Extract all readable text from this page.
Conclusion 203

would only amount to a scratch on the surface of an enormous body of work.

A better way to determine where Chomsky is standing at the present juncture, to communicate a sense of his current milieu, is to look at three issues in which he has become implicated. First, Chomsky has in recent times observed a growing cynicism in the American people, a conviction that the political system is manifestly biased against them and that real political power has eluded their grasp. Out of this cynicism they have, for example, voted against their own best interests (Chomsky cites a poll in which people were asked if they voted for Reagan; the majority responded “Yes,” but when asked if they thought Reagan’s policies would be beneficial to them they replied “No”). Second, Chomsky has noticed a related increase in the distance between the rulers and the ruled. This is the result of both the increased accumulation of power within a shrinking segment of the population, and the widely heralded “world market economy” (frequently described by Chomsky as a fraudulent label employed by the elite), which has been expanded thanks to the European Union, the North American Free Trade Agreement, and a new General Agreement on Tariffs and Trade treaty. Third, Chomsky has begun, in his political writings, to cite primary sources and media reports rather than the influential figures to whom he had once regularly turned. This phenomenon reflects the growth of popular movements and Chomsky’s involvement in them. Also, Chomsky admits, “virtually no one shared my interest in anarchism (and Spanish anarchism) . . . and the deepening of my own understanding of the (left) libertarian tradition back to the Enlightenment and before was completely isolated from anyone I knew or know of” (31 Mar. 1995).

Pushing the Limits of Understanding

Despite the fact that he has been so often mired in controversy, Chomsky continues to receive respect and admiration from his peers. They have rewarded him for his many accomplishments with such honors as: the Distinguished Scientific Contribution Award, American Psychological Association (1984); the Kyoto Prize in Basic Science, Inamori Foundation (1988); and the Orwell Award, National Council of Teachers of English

What you will do
Retype every record above exactly as it appears.

Task output
Extract all readable text from this page.
Conclusion 203

would only amount to a scratch on the surface of an enormous body of work.

A better way to determine where Chomsky is standing at the present juncture, to communicate a sense of his current milieu, is to look at three issues in which he has become implicated. First, Chomsky has in recent times observed a growing cynicism in the American people, a conviction that the political system is manifestly biased against them and that real political power has eluded their grasp. Out of this cynicism they have, for example, voted against their own best interests (Chomsky cites a poll in which people were asked if they voted for Reagan; the majority responded “Yes,” but when asked if they thought Reagan’s policies would be beneficial to them they replied “No”). Second, Chomsky has noticed a related increase in the distance between the rulers and the ruled. This is the result of both the increased accumulation of power within a shrinking segment of the population, and the widely heralded “world market economy” (frequently described by Chomsky as a fraudulent label employed by the elite), which has been expanded thanks to the European Union, the North American Free Trade Agreement, and a new General Agreement on Tariffs and Trade treaty. Third, Chomsky has begun, in his political writings, to cite primary sources and media reports rather than the influential figures to whom he had once regularly turned. This phenomenon reflects the growth of popular movements and Chomsky’s involvement in them. Also, Chomsky admits, “virtually no one shared my interest in anarchism (and Spanish anarchism) . . . and the deepening of my own understanding of the (left) libertarian tradition back to the Enlightenment and before was completely isolated from anyone I knew or know of” (31 Mar. 1995).

Pushing the Limits of Understanding

Despite the fact that he has been so often mired in controversy, Chomsky continues to receive respect and admiration from his peers. They have rewarded him for his many accomplishments with such honors as: the Distinguished Scientific Contribution Award, American Psychological Association (1984); the Kyoto Prize in Basic Science, Inamori Foundation (1988); and the Orwell Award, National Council of Teachers of English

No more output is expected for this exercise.